**What you will do:**
1. According to the "Somebody Like You" article, how many weeks did the song spend at number one on the US Billboard Hot Country Singles & Tracks chart?
2. List every song title that appears in the Keith Urban singles chronology in the "Somebody Like You" article.
3. Reproduce word for word the part of the "Somebody Like You" article starting at "2002 single by" and ending at "in 10 Days.".
*** Opening of Excerpt to read ***
Single by Keith Urban

from the album Golden Road
- B-side: "If You Wanna Stay"
- Released: 23 July 2002
- Studio: The Sound Kitchen, Emerald Entertainment (Nashville, Tennessee); Hound's Ear (Franklin, Tennessee);
- Genre: Country rock
- Length: 5:23 (album version); 3:41 (radio edit);
- Label: Capitol Nashville
- Songwriters: John Shanks; Keith Urban;
- Producers: Dann Huff; Keith Urban;

Keith Urban singles chronology
| "Where the Blacktop Ends" (2001) | "Somebody Like You" (2002) | "Raining on Sunday" (2003) |

= Somebody Like You =

2002 single by Keith Urban

"Somebody Like You" is a song co-written and recorded by Australian country music singer Keith Urban. It was released in July 2002 as the first single from his third studio album, Golden Road (2002). The song became Urban's second number-one hit on the US Billboard Hot Country Singles & Tracks chart, spending six weeks at that position. The song also peaked at number 23 on the Billboard Hot 100 and reached number three in Canada. In December 2009, Billboard named the song as the number-one country song of the 2000s decade. In 2003, the song was remixed for the film How to Lose a Guy in 10 Days.

==Content==
"Somebody Like You" is set in common time in the key of E major. The verses use a chord pattern of E-A-E-B-A-E, with a pattern of E-A-E-A-Cm-Fm^{7} on the chorus, and the lead vocal ranges from E_{3} to G_{4}.
*** Close of Excerpt to read ***
*** Opening of Extracted information ***
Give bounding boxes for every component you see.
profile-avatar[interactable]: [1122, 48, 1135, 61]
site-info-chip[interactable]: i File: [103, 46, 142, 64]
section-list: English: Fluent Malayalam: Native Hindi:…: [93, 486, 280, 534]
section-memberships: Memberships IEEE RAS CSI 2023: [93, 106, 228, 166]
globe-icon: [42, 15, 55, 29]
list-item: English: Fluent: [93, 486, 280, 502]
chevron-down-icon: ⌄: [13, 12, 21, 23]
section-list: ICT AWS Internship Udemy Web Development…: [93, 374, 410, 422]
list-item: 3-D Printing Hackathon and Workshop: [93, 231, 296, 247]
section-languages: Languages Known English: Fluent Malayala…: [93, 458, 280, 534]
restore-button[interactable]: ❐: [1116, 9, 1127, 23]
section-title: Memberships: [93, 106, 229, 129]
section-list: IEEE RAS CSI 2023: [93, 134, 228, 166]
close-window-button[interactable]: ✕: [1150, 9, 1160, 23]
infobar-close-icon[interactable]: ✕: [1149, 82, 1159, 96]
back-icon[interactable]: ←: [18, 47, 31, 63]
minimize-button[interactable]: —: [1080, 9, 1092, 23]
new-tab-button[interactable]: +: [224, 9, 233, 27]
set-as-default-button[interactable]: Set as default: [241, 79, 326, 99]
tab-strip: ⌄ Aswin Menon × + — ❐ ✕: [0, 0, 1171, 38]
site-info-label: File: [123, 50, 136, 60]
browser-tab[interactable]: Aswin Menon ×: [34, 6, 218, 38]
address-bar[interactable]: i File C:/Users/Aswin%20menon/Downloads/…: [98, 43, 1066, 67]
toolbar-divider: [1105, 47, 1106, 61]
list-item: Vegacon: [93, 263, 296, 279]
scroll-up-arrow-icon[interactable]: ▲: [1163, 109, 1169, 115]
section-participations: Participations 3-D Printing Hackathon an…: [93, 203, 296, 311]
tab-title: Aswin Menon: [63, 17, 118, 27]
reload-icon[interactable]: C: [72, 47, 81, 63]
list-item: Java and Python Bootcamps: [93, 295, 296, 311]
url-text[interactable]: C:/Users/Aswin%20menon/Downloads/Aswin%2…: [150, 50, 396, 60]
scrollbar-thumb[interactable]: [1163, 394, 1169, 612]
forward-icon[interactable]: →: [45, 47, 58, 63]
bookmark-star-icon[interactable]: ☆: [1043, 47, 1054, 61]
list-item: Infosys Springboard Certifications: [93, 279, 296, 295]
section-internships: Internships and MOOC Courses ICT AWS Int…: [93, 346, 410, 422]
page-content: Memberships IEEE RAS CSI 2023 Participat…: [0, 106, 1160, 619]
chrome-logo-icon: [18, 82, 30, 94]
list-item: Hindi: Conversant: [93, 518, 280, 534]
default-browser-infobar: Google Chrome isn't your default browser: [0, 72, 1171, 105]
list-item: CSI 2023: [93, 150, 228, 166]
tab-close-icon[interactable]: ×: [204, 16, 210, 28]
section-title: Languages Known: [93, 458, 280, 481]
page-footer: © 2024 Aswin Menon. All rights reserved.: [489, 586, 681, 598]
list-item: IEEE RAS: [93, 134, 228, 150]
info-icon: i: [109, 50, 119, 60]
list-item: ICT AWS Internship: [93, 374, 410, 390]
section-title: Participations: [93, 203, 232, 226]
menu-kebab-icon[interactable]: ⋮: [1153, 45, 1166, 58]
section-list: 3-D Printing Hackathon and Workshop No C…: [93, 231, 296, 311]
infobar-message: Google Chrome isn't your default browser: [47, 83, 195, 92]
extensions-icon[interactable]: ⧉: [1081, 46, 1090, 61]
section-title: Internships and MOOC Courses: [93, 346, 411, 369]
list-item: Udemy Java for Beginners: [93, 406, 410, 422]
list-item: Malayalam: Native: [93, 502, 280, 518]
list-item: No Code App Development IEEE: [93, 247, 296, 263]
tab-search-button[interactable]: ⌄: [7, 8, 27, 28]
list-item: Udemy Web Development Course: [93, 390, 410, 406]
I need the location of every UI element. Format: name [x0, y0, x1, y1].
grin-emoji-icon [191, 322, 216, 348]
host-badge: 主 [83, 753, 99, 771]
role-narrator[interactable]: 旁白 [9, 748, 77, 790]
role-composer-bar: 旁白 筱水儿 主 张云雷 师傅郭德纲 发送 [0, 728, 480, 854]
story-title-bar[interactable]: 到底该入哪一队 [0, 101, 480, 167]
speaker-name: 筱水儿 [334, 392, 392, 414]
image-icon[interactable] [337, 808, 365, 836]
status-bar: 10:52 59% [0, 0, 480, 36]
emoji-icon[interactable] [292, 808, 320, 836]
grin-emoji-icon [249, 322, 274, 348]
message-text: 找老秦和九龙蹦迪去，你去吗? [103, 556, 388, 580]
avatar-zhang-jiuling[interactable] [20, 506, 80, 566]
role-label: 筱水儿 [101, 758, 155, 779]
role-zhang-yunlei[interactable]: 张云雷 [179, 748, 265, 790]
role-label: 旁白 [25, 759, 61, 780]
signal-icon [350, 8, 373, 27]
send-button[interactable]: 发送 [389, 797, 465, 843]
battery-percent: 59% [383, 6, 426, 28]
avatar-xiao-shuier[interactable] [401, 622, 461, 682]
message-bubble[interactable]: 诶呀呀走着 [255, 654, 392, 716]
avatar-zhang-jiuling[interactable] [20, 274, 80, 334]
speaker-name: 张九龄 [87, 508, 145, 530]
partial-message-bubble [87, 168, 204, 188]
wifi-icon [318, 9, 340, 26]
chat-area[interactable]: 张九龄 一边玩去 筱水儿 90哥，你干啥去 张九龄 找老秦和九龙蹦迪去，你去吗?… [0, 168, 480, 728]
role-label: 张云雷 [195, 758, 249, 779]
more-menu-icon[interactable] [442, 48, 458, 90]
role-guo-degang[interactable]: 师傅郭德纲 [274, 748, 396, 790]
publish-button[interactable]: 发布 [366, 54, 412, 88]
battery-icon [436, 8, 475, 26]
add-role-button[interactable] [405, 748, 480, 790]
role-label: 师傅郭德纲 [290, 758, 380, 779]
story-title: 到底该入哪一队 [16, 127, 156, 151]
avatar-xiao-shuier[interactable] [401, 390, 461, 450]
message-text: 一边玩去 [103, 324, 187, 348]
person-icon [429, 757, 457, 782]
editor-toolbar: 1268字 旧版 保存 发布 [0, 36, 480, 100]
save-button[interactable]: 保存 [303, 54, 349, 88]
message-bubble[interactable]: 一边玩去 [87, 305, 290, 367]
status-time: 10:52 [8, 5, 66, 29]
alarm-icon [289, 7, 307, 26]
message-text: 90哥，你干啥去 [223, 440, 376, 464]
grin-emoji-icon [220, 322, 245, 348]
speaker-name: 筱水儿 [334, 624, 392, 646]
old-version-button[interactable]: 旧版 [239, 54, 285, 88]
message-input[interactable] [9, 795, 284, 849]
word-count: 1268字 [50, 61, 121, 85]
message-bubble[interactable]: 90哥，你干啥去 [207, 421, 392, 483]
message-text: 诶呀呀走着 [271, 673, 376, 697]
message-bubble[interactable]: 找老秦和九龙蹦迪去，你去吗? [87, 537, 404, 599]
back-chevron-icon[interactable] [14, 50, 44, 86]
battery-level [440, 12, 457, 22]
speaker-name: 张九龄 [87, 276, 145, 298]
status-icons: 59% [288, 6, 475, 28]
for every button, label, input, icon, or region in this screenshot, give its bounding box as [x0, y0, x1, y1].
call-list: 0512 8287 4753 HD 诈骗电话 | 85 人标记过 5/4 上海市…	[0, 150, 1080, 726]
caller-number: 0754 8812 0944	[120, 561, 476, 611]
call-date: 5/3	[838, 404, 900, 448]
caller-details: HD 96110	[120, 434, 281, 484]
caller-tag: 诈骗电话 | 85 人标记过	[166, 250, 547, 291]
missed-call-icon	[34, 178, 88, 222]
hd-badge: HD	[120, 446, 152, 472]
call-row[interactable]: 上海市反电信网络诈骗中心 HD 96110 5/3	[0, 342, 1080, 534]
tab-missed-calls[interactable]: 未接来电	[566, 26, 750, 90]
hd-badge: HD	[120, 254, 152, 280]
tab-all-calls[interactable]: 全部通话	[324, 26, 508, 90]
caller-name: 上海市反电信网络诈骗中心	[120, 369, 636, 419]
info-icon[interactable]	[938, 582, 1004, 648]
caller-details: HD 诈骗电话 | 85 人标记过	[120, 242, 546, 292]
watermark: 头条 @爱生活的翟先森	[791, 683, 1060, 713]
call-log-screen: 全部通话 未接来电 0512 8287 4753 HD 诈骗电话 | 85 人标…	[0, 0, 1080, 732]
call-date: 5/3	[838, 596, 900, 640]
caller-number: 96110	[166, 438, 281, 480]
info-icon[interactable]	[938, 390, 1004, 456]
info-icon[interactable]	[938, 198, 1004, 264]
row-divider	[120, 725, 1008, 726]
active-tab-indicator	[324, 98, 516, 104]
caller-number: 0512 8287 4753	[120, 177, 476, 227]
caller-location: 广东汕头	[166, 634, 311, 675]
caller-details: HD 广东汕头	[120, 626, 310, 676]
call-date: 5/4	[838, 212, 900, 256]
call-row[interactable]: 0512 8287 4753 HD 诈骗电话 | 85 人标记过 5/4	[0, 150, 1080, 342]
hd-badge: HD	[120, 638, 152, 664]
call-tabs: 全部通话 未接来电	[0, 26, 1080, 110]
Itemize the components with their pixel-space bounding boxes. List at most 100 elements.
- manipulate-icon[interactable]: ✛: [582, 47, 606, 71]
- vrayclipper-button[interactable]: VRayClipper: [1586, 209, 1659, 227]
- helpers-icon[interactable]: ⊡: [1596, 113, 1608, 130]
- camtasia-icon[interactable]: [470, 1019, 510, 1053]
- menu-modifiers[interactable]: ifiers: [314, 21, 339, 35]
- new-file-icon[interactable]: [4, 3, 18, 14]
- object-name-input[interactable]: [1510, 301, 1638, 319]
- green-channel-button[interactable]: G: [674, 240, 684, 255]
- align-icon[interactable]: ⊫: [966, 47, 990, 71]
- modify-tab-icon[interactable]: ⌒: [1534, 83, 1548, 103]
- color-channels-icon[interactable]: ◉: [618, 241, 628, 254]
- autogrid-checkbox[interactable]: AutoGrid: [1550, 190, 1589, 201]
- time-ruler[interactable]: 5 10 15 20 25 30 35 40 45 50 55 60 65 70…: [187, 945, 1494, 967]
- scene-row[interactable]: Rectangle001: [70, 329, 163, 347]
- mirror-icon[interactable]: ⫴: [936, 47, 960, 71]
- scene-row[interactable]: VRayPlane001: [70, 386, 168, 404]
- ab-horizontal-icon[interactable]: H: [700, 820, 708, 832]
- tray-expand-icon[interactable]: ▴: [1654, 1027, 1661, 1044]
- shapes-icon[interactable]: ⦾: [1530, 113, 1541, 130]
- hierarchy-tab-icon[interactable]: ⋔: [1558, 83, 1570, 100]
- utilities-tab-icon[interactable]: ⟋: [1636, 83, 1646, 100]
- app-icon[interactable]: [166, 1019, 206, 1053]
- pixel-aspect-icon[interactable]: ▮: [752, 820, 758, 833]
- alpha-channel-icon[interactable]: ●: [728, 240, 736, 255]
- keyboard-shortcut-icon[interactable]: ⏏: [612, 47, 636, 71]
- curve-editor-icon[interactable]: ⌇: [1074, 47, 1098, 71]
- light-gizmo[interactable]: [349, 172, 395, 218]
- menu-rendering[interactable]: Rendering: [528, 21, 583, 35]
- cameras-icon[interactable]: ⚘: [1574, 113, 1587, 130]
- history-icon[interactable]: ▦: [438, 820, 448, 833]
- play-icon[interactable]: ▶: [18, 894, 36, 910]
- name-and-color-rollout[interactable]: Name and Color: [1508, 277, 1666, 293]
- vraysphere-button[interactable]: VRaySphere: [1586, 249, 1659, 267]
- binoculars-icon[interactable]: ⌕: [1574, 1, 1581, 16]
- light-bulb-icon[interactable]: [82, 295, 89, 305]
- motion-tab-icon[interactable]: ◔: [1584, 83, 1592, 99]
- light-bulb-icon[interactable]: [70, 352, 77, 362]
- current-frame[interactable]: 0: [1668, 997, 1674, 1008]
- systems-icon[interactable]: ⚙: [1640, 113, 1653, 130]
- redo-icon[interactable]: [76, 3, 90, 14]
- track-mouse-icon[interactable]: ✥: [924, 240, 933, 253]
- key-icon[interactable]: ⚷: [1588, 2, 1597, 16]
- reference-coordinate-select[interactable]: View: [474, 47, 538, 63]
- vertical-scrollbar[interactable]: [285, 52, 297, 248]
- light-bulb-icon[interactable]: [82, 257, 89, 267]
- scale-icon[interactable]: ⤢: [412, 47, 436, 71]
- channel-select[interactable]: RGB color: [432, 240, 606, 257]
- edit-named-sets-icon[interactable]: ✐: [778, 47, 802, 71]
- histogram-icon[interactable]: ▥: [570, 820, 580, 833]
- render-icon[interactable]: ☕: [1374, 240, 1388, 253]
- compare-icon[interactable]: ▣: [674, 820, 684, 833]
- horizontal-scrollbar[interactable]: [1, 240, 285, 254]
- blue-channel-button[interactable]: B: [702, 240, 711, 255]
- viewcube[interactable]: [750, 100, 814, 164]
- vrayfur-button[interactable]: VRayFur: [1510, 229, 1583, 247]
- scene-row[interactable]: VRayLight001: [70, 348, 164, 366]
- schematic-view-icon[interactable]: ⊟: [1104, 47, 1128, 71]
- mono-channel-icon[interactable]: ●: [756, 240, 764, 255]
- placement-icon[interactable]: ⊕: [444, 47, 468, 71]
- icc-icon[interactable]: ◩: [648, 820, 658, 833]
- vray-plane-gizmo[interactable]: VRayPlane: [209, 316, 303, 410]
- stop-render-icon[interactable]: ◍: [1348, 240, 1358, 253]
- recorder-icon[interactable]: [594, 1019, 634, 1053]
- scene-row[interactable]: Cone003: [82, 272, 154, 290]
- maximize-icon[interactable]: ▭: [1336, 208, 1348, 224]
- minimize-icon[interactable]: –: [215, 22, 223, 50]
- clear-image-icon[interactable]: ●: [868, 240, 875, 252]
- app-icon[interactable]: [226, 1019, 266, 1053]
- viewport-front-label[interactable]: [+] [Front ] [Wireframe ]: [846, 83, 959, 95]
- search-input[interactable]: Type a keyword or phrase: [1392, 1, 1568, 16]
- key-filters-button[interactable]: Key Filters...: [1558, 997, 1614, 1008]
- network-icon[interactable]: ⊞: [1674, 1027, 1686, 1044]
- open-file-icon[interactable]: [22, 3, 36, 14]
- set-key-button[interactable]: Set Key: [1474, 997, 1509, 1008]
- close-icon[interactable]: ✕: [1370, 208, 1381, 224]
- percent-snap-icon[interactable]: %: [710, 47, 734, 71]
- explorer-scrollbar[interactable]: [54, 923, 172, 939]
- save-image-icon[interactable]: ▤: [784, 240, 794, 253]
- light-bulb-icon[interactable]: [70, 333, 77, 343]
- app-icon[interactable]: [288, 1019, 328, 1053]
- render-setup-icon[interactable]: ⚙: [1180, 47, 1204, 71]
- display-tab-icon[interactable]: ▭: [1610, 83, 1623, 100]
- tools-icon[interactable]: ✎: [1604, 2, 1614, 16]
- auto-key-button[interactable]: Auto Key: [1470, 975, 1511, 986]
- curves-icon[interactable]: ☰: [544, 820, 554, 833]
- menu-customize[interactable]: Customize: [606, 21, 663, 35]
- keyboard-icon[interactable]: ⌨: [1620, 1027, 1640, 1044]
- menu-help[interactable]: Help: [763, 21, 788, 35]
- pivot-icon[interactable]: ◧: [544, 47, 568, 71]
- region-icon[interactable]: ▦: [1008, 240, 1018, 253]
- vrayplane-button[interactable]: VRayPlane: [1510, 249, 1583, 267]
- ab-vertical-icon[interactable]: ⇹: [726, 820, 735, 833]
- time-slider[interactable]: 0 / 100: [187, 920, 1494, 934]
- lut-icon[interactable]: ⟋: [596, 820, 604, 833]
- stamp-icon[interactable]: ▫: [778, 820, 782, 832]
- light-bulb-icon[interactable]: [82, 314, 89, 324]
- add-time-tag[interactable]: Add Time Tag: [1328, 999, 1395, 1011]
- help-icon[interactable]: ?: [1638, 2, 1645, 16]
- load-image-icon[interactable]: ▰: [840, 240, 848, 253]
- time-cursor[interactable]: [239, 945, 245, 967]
*** Close of Extracted information ***
**Results of the tasks:**
1. Six weeks.

2. "Where the Blacktop Ends" (2001), "Somebody Like You" (2002), "Raining on Sunday" (2003)

3.
2002 single by Keith Urban

"Somebody Like You" is a song co-written and recorded by Australian country music singer Keith Urban. It was released in July 2002 as the first single from his third studio album, Golden Road (2002). The song became Urban's second number-one hit on the US Billboard Hot Country Singles & Tracks chart, spending six weeks at that position. The song also peaked at number 23 on the Billboard Hot 100 and reached number three in Canada. In December 2009, Billboard named the song as the number-one country song of the 2000s decade. In 2003, the song was remixed for the film How to Lose a Guy in 10 Days.